▶ **WHAT YOU WILL DO**
Extract each line in the records below that contains the string "count", matching case exactly.
· · ·
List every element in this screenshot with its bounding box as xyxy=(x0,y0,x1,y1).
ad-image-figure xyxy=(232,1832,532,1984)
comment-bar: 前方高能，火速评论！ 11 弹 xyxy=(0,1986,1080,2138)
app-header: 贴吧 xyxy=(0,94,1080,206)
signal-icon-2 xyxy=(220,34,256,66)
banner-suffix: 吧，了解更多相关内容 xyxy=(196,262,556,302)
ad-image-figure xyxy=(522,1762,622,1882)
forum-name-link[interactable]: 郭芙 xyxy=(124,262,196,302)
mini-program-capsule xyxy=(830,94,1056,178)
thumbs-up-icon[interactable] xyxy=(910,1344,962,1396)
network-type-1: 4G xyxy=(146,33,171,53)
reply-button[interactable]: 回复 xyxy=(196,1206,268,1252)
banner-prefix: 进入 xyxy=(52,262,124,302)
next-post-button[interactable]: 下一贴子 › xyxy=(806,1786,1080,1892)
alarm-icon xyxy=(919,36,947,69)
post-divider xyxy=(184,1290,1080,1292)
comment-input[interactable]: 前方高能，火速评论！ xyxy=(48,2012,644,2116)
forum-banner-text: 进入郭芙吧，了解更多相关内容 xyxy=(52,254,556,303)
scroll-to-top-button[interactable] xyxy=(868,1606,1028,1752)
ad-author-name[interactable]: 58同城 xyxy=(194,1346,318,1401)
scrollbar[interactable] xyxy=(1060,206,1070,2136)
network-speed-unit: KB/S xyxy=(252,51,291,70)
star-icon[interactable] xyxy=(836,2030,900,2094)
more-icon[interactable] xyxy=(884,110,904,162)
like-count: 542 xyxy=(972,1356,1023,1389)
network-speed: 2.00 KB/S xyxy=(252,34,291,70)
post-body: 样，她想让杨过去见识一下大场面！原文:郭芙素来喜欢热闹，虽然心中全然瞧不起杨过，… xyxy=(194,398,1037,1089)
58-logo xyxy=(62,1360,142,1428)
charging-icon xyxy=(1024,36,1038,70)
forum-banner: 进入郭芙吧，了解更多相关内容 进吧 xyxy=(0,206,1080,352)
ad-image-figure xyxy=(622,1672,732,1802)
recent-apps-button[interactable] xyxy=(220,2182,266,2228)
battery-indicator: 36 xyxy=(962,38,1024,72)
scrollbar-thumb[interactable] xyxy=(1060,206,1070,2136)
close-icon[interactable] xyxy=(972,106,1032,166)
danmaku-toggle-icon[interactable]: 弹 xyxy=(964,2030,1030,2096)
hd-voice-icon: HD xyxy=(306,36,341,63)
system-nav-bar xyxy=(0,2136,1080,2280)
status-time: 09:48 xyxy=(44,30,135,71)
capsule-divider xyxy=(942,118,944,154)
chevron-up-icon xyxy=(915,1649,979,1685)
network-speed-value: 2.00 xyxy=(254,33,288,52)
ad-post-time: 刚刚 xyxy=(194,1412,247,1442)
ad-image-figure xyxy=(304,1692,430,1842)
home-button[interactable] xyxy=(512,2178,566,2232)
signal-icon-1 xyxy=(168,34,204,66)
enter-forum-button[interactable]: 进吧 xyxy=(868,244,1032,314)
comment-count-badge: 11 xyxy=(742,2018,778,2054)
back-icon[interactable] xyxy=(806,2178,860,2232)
· · ·
▶ **OUTPUT BELOW**
like-count: 542 xyxy=(972,1356,1023,1389)
comment-count-badge: 11 xyxy=(742,2018,778,2054)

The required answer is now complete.